Records contained in a dataset
────────
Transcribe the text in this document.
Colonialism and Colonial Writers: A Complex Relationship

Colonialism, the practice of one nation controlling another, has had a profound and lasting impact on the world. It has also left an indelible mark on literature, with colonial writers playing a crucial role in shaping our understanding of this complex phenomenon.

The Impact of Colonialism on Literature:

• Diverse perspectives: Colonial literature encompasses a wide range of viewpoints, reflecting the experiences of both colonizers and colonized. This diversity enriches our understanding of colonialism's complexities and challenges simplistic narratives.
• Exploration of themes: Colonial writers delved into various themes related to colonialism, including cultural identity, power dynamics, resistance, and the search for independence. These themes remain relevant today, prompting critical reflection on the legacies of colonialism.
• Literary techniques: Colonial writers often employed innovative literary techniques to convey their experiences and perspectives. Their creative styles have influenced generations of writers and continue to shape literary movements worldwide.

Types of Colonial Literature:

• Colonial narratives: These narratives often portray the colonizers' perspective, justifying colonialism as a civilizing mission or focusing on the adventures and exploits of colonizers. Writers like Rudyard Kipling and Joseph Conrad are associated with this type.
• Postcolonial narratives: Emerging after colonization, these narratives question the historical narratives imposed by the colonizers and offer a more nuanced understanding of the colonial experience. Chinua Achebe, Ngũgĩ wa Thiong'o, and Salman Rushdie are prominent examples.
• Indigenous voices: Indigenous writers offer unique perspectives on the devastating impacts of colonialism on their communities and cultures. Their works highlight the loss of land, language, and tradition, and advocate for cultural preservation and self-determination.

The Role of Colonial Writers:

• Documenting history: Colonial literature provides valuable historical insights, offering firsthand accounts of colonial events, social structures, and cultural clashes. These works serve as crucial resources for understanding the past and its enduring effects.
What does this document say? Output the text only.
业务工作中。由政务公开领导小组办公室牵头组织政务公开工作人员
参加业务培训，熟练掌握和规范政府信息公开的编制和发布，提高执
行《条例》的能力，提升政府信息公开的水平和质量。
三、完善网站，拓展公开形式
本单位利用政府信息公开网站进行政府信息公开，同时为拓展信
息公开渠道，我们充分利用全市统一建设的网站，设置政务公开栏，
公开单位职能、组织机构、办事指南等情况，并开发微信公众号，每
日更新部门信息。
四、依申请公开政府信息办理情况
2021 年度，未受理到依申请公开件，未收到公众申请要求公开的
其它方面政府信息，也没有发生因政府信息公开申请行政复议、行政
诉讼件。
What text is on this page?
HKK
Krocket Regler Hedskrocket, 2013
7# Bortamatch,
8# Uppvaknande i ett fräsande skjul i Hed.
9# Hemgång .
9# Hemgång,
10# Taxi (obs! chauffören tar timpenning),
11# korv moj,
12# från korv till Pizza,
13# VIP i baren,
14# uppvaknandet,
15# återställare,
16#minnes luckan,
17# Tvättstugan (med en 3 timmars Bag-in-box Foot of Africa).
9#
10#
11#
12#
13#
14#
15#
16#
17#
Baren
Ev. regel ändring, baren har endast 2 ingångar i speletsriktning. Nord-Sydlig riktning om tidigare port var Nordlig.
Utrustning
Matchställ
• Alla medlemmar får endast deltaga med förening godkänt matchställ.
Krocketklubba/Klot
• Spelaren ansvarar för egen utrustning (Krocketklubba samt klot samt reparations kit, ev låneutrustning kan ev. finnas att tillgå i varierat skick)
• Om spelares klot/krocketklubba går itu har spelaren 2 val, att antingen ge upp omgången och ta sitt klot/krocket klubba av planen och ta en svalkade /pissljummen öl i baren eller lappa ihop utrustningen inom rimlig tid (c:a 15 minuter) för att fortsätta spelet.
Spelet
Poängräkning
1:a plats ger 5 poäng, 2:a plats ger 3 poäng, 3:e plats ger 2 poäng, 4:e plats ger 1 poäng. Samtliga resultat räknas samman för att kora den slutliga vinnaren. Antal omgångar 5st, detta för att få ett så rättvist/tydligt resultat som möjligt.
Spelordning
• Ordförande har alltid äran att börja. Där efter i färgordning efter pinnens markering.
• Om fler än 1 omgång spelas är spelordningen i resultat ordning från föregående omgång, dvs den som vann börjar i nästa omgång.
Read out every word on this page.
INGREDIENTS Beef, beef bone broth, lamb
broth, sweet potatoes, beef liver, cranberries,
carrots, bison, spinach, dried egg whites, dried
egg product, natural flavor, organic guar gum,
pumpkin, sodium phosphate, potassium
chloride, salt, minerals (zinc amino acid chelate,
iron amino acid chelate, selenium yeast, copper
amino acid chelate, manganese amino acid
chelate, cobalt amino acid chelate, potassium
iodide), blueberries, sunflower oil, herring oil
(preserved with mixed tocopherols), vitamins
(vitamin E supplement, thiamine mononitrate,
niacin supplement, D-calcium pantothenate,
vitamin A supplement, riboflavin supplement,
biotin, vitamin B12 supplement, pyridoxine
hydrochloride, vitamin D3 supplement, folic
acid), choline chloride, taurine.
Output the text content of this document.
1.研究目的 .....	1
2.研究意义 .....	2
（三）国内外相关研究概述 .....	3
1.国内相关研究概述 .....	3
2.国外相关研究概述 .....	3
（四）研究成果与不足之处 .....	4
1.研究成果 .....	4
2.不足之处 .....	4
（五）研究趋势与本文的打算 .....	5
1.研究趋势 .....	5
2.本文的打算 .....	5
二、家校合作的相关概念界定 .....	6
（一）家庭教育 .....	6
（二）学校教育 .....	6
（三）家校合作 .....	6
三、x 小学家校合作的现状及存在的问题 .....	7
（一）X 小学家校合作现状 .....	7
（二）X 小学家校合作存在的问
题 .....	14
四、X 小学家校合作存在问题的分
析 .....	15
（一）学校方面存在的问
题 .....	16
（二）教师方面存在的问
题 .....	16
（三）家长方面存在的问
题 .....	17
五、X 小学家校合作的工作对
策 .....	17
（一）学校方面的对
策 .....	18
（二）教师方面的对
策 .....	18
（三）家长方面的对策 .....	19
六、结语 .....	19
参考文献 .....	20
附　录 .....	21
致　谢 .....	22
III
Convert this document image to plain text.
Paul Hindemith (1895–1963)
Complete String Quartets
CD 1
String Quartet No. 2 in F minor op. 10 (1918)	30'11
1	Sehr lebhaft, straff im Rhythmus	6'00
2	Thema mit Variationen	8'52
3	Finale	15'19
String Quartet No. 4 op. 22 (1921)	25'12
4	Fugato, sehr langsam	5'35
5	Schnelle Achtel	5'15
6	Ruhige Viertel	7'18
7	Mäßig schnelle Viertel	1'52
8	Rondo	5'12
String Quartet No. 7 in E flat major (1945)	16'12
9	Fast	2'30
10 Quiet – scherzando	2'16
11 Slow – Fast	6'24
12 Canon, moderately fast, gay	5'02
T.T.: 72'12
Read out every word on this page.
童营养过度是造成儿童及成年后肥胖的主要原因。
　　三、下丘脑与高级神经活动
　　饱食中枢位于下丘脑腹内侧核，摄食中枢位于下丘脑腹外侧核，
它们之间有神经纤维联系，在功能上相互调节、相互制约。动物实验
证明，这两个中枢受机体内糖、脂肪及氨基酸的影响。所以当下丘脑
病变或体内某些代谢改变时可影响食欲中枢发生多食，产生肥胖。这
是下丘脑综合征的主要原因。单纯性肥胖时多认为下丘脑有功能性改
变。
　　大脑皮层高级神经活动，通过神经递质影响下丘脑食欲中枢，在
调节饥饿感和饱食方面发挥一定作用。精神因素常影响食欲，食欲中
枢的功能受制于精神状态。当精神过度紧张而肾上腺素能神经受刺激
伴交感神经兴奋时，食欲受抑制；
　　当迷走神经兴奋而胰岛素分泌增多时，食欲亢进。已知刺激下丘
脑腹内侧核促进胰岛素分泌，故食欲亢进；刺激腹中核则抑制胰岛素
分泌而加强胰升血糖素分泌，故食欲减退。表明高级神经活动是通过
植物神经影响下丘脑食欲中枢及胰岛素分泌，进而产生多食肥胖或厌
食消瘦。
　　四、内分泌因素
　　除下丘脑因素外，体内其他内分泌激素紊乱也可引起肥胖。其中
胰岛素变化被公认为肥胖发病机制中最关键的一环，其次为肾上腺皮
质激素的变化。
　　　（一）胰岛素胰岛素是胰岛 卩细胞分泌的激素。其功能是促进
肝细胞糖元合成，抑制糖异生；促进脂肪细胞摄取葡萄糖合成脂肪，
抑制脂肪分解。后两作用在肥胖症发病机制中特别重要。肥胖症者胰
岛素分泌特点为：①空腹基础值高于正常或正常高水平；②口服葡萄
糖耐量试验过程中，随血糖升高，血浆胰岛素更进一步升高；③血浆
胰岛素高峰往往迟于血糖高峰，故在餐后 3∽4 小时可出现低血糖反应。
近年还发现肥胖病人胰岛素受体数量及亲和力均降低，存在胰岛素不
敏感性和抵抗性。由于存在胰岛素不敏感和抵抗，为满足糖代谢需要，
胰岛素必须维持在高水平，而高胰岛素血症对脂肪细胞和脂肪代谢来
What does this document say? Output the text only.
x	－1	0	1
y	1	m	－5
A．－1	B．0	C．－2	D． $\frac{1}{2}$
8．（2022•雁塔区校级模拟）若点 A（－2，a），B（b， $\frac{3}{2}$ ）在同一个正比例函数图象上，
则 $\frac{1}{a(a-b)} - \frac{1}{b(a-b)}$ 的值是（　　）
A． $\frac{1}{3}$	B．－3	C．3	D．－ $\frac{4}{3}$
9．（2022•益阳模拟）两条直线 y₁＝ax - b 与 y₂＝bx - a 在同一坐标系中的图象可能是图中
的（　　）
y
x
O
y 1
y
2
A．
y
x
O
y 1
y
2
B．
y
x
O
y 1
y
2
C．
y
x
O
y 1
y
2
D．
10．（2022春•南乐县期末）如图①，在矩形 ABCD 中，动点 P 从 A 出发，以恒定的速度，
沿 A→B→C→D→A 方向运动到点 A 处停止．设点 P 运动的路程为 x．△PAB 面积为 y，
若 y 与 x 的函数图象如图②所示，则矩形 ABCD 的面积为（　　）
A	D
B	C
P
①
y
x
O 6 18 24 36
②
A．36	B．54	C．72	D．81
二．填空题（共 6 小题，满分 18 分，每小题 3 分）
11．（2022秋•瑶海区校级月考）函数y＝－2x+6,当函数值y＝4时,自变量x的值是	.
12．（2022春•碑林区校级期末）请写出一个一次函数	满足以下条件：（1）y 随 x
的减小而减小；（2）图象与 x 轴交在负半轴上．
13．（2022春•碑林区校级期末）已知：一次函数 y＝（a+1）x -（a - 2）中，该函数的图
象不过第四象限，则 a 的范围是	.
────────
**WHAT THE TASK REQUIRES:** State the number of lines that contain the string "cultural", with no other words.

**SOLUTION:** 3